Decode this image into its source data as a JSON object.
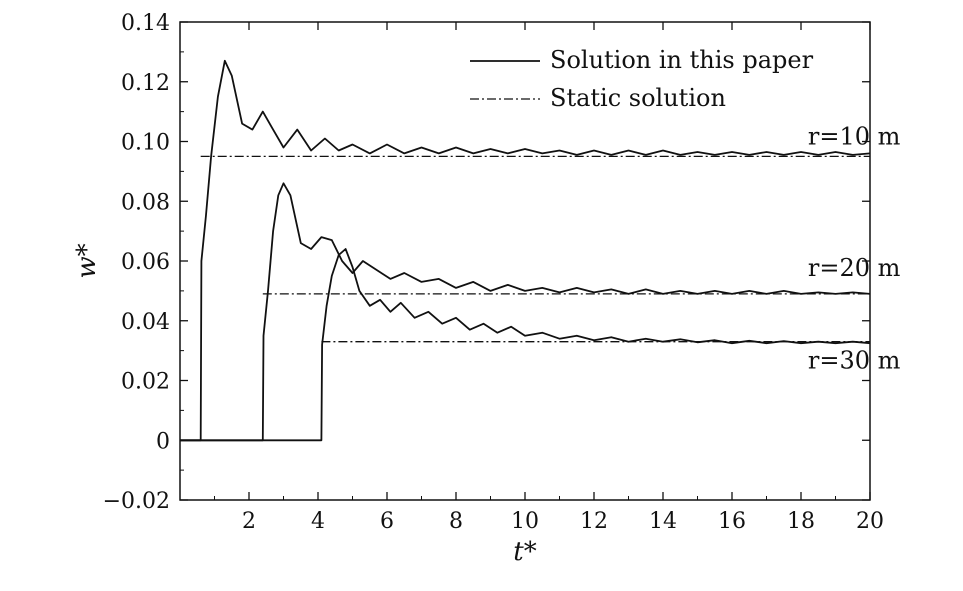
{
  "chart_data": {
    "type": "line",
    "xlabel": "t*",
    "ylabel": "w*",
    "xlim": [
      0,
      20
    ],
    "ylim": [
      -0.02,
      0.14
    ],
    "xticks": [
      2,
      4,
      6,
      8,
      10,
      12,
      14,
      16,
      18,
      20
    ],
    "xtick_labels": [
      "2",
      "4",
      "6",
      "8",
      "10",
      "12",
      "14",
      "16",
      "18",
      "20"
    ],
    "yticks": [
      -0.02,
      0,
      0.02,
      0.04,
      0.06,
      0.08,
      0.1,
      0.12,
      0.14
    ],
    "ytick_labels": [
      "−0.02",
      "0",
      "0.02",
      "0.04",
      "0.06",
      "0.08",
      "0.10",
      "0.12",
      "0.14"
    ],
    "grid": false,
    "legend_position": "top-right",
    "legend": [
      {
        "label": "Solution in this paper",
        "style": "solid"
      },
      {
        "label": "Static solution",
        "style": "dash-dot"
      }
    ],
    "series": [
      {
        "name": "Solution in this paper",
        "group": "r=10 m",
        "style": "solid",
        "x": [
          0,
          0.6,
          0.62,
          0.75,
          0.9,
          1.1,
          1.3,
          1.5,
          1.8,
          2.1,
          2.4,
          2.7,
          3.0,
          3.4,
          3.8,
          4.2,
          4.6,
          5.0,
          5.5,
          6.0,
          6.5,
          7.0,
          7.5,
          8.0,
          8.5,
          9.0,
          9.5,
          10.0,
          10.5,
          11.0,
          11.5,
          12.0,
          12.5,
          13.0,
          13.5,
          14.0,
          14.5,
          15.0,
          15.5,
          16.0,
          16.5,
          17.0,
          17.5,
          18.0,
          18.5,
          19.0,
          19.5,
          20.0
        ],
        "y": [
          0,
          0,
          0.06,
          0.075,
          0.095,
          0.115,
          0.127,
          0.122,
          0.106,
          0.104,
          0.11,
          0.104,
          0.098,
          0.104,
          0.097,
          0.101,
          0.097,
          0.099,
          0.096,
          0.099,
          0.096,
          0.098,
          0.096,
          0.098,
          0.096,
          0.0975,
          0.096,
          0.0975,
          0.096,
          0.097,
          0.0955,
          0.097,
          0.0955,
          0.097,
          0.0955,
          0.097,
          0.0955,
          0.0965,
          0.0955,
          0.0965,
          0.0955,
          0.0965,
          0.0955,
          0.0965,
          0.0955,
          0.0965,
          0.0955,
          0.096
        ]
      },
      {
        "name": "Solution in this paper",
        "group": "r=20 m",
        "style": "solid",
        "x": [
          0,
          2.4,
          2.42,
          2.55,
          2.7,
          2.85,
          3.0,
          3.2,
          3.5,
          3.8,
          4.1,
          4.4,
          4.7,
          5.0,
          5.3,
          5.7,
          6.1,
          6.5,
          7.0,
          7.5,
          8.0,
          8.5,
          9.0,
          9.5,
          10.0,
          10.5,
          11.0,
          11.5,
          12.0,
          12.5,
          13.0,
          13.5,
          14.0,
          14.5,
          15.0,
          15.5,
          16.0,
          16.5,
          17.0,
          17.5,
          18.0,
          18.5,
          19.0,
          19.5,
          20.0
        ],
        "y": [
          0,
          0,
          0.035,
          0.05,
          0.07,
          0.082,
          0.086,
          0.082,
          0.066,
          0.064,
          0.068,
          0.067,
          0.06,
          0.056,
          0.06,
          0.057,
          0.054,
          0.056,
          0.053,
          0.054,
          0.051,
          0.053,
          0.05,
          0.052,
          0.05,
          0.051,
          0.0495,
          0.051,
          0.0495,
          0.0505,
          0.049,
          0.0505,
          0.049,
          0.05,
          0.049,
          0.05,
          0.049,
          0.05,
          0.049,
          0.05,
          0.049,
          0.0495,
          0.049,
          0.0495,
          0.049
        ]
      },
      {
        "name": "Solution in this paper",
        "group": "r=30 m",
        "style": "solid",
        "x": [
          0,
          4.1,
          4.12,
          4.25,
          4.4,
          4.6,
          4.8,
          5.0,
          5.2,
          5.5,
          5.8,
          6.1,
          6.4,
          6.8,
          7.2,
          7.6,
          8.0,
          8.4,
          8.8,
          9.2,
          9.6,
          10.0,
          10.5,
          11.0,
          11.5,
          12.0,
          12.5,
          13.0,
          13.5,
          14.0,
          14.5,
          15.0,
          15.5,
          16.0,
          16.5,
          17.0,
          17.5,
          18.0,
          18.5,
          19.0,
          19.5,
          20.0
        ],
        "y": [
          0,
          0,
          0.032,
          0.045,
          0.055,
          0.062,
          0.064,
          0.058,
          0.05,
          0.045,
          0.047,
          0.043,
          0.046,
          0.041,
          0.043,
          0.039,
          0.041,
          0.037,
          0.039,
          0.036,
          0.038,
          0.035,
          0.036,
          0.034,
          0.035,
          0.0335,
          0.0345,
          0.033,
          0.034,
          0.033,
          0.0338,
          0.0328,
          0.0335,
          0.0325,
          0.0333,
          0.0325,
          0.0332,
          0.0325,
          0.033,
          0.0325,
          0.033,
          0.0325
        ]
      },
      {
        "name": "Static solution",
        "group": "r=10 m",
        "style": "dash-dot",
        "x": [
          0.6,
          20
        ],
        "y": [
          0.095,
          0.095
        ]
      },
      {
        "name": "Static solution",
        "group": "r=20 m",
        "style": "dash-dot",
        "x": [
          2.4,
          20
        ],
        "y": [
          0.049,
          0.049
        ]
      },
      {
        "name": "Static solution",
        "group": "r=30 m",
        "style": "dash-dot",
        "x": [
          4.1,
          20
        ],
        "y": [
          0.033,
          0.033
        ]
      }
    ],
    "annotations": [
      {
        "text": "r=10 m",
        "x": 18.2,
        "y": 0.099
      },
      {
        "text": "r=20 m",
        "x": 18.2,
        "y": 0.055
      },
      {
        "text": "r=30 m",
        "x": 18.2,
        "y": 0.024
      }
    ]
  }
}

* * * * *

▸ Given instruction: Reproduce the listing word for word and omit its pictures.

▸ Solution for this task:
Decode this image into its source data as a JSON object.
{
  "chart_data": {
    "type": "line",
    "xlabel": "t*",
    "ylabel": "w*",
    "xlim": [
      0,
      20
    ],
    "ylim": [
      -0.02,
      0.14
    ],
    "xticks": [
      2,
      4,
      6,
      8,
      10,
      12,
      14,
      16,
      18,
      20
    ],
    "xtick_labels": [
      "2",
      "4",
      "6",
      "8",
      "10",
      "12",
      "14",
      "16",
      "18",
      "20"
    ],
    "yticks": [
      -0.02,
      0,
      0.02,
      0.04,
      0.06,
      0.08,
      0.1,
      0.12,
      0.14
    ],
    "ytick_labels": [
      "−0.02",
      "0",
      "0.02",
      "0.04",
      "0.06",
      "0.08",
      "0.10",
      "0.12",
      "0.14"
    ],
    "grid": false,
    "legend_position": "top-right",
    "legend": [
      {
        "label": "Solution in this paper",
        "style": "solid"
      },
      {
        "label": "Static solution",
        "style": "dash-dot"
      }
    ],
    "series": [
      {
        "name": "Solution in this paper",
        "group": "r=10 m",
        "style": "solid",
        "x": [
          0,
          0.6,
          0.62,
          0.75,
          0.9,
          1.1,
          1.3,
          1.5,
          1.8,
          2.1,
          2.4,
          2.7,
          3.0,
          3.4,
          3.8,
          4.2,
          4.6,
          5.0,
          5.5,
          6.0,
          6.5,
          7.0,
          7.5,
          8.0,
          8.5,
          9.0,
          9.5,
          10.0,
          10.5,
          11.0,
          11.5,
          12.0,
          12.5,
          13.0,
          13.5,
          14.0,
          14.5,
          15.0,
          15.5,
          16.0,
          16.5,
          17.0,
          17.5,
          18.0,
          18.5,
          19.0,
          19.5,
          20.0
        ],
        "y": [
          0,
          0,
          0.06,
          0.075,
          0.095,
          0.115,
          0.127,
          0.122,
          0.106,
          0.104,
          0.11,
          0.104,
          0.098,
          0.104,
          0.097,
          0.101,
          0.097,
          0.099,
          0.096,
          0.099,
          0.096,
          0.098,
          0.096,
          0.098,
          0.096,
          0.0975,
          0.096,
          0.0975,
          0.096,
          0.097,
          0.0955,
          0.097,
          0.0955,
          0.097,
          0.0955,
          0.097,
          0.0955,
          0.0965,
          0.0955,
          0.0965,
          0.0955,
          0.0965,
          0.0955,
          0.0965,
          0.0955,
          0.0965,
          0.0955,
          0.096
        ]
      },
      {
        "name": "Solution in this paper",
        "group": "r=20 m",
        "style": "solid",
        "x": [
          0,
          2.4,
          2.42,
          2.55,
          2.7,
          2.85,
          3.0,
          3.2,
          3.5,
          3.8,
          4.1,
          4.4,
          4.7,
          5.0,
          5.3,
          5.7,
          6.1,
          6.5,
          7.0,
          7.5,
          8.0,
          8.5,
          9.0,
          9.5,
          10.0,
          10.5,
          11.0,
          11.5,
          12.0,
          12.5,
          13.0,
          13.5,
          14.0,
          14.5,
          15.0,
          15.5,
          16.0,
          16.5,
          17.0,
          17.5,
          18.0,
          18.5,
          19.0,
          19.5,
          20.0
        ],
        "y": [
          0,
          0,
          0.035,
          0.05,
          0.07,
          0.082,
          0.086,
          0.082,
          0.066,
          0.064,
          0.068,
          0.067,
          0.06,
          0.056,
          0.06,
          0.057,
          0.054,
          0.056,
          0.053,
          0.054,
          0.051,
          0.053,
          0.05,
          0.052,
          0.05,
          0.051,
          0.0495,
          0.051,
          0.0495,
          0.0505,
          0.049,
          0.0505,
          0.049,
          0.05,
          0.049,
          0.05,
          0.049,
          0.05,
          0.049,
          0.05,
          0.049,
          0.0495,
          0.049,
          0.0495,
          0.049
        ]
      },
      {
        "name": "Solution in this paper",
        "group": "r=30 m",
        "style": "solid",
        "x": [
          0,
          4.1,
          4.12,
          4.25,
          4.4,
          4.6,
          4.8,
          5.0,
          5.2,
          5.5,
          5.8,
          6.1,
          6.4,
          6.8,
          7.2,
          7.6,
          8.0,
          8.4,
          8.8,
          9.2,
          9.6,
          10.0,
          10.5,
          11.0,
          11.5,
          12.0,
          12.5,
          13.0,
          13.5,
          14.0,
          14.5,
          15.0,
          15.5,
          16.0,
          16.5,
          17.0,
          17.5,
          18.0,
          18.5,
          19.0,
          19.5,
          20.0
        ],
        "y": [
          0,
          0,
          0.032,
          0.045,
          0.055,
          0.062,
          0.064,
          0.058,
          0.05,
          0.045,
          0.047,
          0.043,
          0.046,
          0.041,
          0.043,
          0.039,
          0.041,
          0.037,
          0.039,
          0.036,
          0.038,
          0.035,
          0.036,
          0.034,
          0.035,
          0.0335,
          0.0345,
          0.033,
          0.034,
          0.033,
          0.0338,
          0.0328,
          0.0335,
          0.0325,
          0.0333,
          0.0325,
          0.0332,
          0.0325,
          0.033,
          0.0325,
          0.033,
          0.0325
        ]
      },
      {
        "name": "Static solution",
        "group": "r=10 m",
        "style": "dash-dot",
        "x": [
          0.6,
          20
        ],
        "y": [
          0.095,
          0.095
        ]
      },
      {
        "name": "Static solution",
        "group": "r=20 m",
        "style": "dash-dot",
        "x": [
          2.4,
          20
        ],
        "y": [
          0.049,
          0.049
        ]
      },
      {
        "name": "Static solution",
        "group": "r=30 m",
        "style": "dash-dot",
        "x": [
          4.1,
          20
        ],
        "y": [
          0.033,
          0.033
        ]
      }
    ],
    "annotations": [
      {
        "text": "r=10 m",
        "x": 18.2,
        "y": 0.099
      },
      {
        "text": "r=20 m",
        "x": 18.2,
        "y": 0.055
      },
      {
        "text": "r=30 m",
        "x": 18.2,
        "y": 0.024
      }
    ]
  }
}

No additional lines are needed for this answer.